» **Aim**:
From the listing that follows, extract every line and set it down unaltered.

[Stored data entries]
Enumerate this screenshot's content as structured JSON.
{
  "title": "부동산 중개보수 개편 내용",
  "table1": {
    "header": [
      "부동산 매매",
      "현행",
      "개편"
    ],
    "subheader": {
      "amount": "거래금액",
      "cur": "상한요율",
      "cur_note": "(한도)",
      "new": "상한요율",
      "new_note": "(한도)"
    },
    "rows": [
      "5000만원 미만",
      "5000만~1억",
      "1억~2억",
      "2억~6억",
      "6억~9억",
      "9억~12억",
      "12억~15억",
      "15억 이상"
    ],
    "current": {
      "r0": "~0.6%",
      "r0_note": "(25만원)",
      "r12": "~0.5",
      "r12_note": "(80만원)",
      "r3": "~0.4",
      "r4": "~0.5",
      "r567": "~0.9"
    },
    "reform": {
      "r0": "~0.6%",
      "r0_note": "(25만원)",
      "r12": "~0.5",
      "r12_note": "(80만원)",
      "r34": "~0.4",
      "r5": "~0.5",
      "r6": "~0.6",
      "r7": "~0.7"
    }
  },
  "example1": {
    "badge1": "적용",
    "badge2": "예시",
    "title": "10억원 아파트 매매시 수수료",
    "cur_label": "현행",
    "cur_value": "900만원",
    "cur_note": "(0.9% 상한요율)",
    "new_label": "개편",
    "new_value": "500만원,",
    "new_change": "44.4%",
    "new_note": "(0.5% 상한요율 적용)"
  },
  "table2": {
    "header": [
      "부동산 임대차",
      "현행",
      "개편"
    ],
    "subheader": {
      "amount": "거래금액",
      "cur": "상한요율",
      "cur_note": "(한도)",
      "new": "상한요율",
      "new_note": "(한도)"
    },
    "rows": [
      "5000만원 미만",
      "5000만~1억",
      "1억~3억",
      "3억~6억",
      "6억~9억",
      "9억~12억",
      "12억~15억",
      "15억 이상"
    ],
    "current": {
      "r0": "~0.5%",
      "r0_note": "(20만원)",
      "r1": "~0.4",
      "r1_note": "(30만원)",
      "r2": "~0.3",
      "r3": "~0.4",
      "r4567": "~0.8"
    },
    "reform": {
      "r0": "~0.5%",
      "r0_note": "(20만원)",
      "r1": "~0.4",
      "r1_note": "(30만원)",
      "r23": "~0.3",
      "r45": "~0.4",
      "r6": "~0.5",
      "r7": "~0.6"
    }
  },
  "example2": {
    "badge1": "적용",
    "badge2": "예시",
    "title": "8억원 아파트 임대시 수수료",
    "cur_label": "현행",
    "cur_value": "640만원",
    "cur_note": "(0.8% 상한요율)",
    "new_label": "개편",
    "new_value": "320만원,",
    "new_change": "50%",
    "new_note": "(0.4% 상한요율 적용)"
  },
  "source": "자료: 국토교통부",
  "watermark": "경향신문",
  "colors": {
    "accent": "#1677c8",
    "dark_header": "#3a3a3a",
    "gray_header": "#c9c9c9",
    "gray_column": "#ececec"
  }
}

» **Task output**:
Enumerate this screenshot's content as structured JSON.
{
  "title": "부동산 중개보수 개편 내용",
  "table1": {
    "header": [
      "부동산 매매",
      "현행",
      "개편"
    ],
    "subheader": {
      "amount": "거래금액",
      "cur": "상한요율",
      "cur_note": "(한도)",
      "new": "상한요율",
      "new_note": "(한도)"
    },
    "rows": [
      "5000만원 미만",
      "5000만~1억",
      "1억~2억",
      "2억~6억",
      "6억~9억",
      "9억~12억",
      "12억~15억",
      "15억 이상"
    ],
    "current": {
      "r0": "~0.6%",
      "r0_note": "(25만원)",
      "r12": "~0.5",
      "r12_note": "(80만원)",
      "r3": "~0.4",
      "r4": "~0.5",
      "r567": "~0.9"
    },
    "reform": {
      "r0": "~0.6%",
      "r0_note": "(25만원)",
      "r12": "~0.5",
      "r12_note": "(80만원)",
      "r34": "~0.4",
      "r5": "~0.5",
      "r6": "~0.6",
      "r7": "~0.7"
    }
  },
  "example1": {
    "badge1": "적용",
    "badge2": "예시",
    "title": "10억원 아파트 매매시 수수료",
    "cur_label": "현행",
    "cur_value": "900만원",
    "cur_note": "(0.9% 상한요율)",
    "new_label": "개편",
    "new_value": "500만원,",
    "new_change": "44.4%",
    "new_note": "(0.5% 상한요율 적용)"
  },
  "table2": {
    "header": [
      "부동산 임대차",
      "현행",
      "개편"
    ],
    "subheader": {
      "amount": "거래금액",
      "cur": "상한요율",
      "cur_note": "(한도)",
      "new": "상한요율",
      "new_note": "(한도)"
    },
    "rows": [
      "5000만원 미만",
      "5000만~1억",
      "1억~3억",
      "3억~6억",
      "6억~9억",
      "9억~12억",
      "12억~15억",
      "15억 이상"
    ],
    "current": {
      "r0": "~0.5%",
      "r0_note": "(20만원)",
      "r1": "~0.4",
      "r1_note": "(30만원)",
      "r2": "~0.3",
      "r3": "~0.4",
      "r4567": "~0.8"
    },
    "reform": {
      "r0": "~0.5%",
      "r0_note": "(20만원)",
      "r1": "~0.4",
      "r1_note": "(30만원)",
      "r23": "~0.3",
      "r45": "~0.4",
      "r6": "~0.5",
      "r7": "~0.6"
    }
  },
  "example2": {
    "badge1": "적용",
    "badge2": "예시",
    "title": "8억원 아파트 임대시 수수료",
    "cur_label": "현행",
    "cur_value": "640만원",
    "cur_note": "(0.8% 상한요율)",
    "new_label": "개편",
    "new_value": "320만원,",
    "new_change": "50%",
    "new_note": "(0.4% 상한요율 적용)"
  },
  "source": "자료: 국토교통부",
  "watermark": "경향신문",
  "colors": {
    "accent": "#1677c8",
    "dark_header": "#3a3a3a",
    "gray_header": "#c9c9c9",
    "gray_column": "#ececec"
  }
}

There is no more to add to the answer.